Extracted data entries:

>>

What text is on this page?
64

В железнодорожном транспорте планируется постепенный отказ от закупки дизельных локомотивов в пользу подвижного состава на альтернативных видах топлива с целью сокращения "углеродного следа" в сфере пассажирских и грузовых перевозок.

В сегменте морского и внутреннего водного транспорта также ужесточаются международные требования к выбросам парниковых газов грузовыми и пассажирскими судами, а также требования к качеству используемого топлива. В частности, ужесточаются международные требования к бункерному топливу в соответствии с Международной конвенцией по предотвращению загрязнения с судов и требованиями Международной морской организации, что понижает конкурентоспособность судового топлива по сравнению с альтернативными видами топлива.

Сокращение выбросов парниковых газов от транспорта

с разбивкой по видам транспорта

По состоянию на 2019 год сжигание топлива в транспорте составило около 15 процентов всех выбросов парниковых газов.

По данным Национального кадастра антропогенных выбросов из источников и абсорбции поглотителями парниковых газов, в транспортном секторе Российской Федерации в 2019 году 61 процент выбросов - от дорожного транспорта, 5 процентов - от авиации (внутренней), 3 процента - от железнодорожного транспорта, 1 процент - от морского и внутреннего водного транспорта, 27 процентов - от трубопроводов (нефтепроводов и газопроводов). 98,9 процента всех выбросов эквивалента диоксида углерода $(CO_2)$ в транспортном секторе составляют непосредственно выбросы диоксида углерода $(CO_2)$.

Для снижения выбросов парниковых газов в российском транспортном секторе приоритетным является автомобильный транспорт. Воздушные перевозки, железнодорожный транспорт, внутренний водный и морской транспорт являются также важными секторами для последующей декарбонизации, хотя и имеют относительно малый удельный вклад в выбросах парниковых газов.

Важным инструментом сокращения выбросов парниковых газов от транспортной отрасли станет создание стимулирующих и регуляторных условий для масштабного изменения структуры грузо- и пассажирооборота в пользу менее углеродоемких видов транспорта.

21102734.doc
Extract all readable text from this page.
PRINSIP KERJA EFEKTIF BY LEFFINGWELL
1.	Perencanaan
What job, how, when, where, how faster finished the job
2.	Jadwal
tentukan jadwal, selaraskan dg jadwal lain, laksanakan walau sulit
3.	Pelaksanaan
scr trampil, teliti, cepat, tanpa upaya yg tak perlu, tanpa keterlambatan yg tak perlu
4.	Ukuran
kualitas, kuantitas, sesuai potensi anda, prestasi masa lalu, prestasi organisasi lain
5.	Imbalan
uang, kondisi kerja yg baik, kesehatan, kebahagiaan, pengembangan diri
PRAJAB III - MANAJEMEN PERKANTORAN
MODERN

<<

= What needs to be done =
Each line above that holds the string "lain" should be copied and shown.

= Solution for this task =
tentukan jadwal, selaraskan dg jadwal lain, laksanakan walau sulit
kualitas, kuantitas, sesuai potensi anda, prestasi masa lalu, prestasi organisasi lain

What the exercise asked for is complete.